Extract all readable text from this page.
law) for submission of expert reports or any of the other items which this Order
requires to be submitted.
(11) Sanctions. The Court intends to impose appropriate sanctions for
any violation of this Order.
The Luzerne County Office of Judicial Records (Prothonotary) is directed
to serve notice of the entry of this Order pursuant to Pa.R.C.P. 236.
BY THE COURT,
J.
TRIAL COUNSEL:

◇ ◇ ◇ ◇

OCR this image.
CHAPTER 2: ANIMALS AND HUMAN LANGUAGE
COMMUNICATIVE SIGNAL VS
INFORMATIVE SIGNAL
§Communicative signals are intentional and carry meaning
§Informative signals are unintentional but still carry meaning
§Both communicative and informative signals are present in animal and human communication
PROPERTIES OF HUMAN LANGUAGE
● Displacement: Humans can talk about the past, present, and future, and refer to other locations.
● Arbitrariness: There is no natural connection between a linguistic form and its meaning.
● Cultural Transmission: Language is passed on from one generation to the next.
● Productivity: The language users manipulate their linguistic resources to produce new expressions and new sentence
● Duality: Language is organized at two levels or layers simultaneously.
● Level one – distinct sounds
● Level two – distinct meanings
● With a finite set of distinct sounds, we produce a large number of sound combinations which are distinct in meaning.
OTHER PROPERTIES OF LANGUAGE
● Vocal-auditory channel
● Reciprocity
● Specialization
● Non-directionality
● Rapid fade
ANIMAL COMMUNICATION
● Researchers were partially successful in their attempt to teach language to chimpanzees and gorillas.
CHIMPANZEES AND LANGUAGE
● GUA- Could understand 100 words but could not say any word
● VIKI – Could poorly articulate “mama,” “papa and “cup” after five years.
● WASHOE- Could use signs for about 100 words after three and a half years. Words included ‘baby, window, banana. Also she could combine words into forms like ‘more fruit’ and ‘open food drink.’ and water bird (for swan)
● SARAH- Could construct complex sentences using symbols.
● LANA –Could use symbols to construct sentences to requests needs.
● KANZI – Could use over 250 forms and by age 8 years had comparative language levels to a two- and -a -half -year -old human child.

◇ ◇ ◇ ◇

• [What is being asked] Show the lines that mention the word "Order".

• [Solution to this problem]
law) for submission of expert reports or any of the other items which this Order
any violation of this Order.
to serve notice of the entry of this Order pursuant to Pa.R.C.P. 236.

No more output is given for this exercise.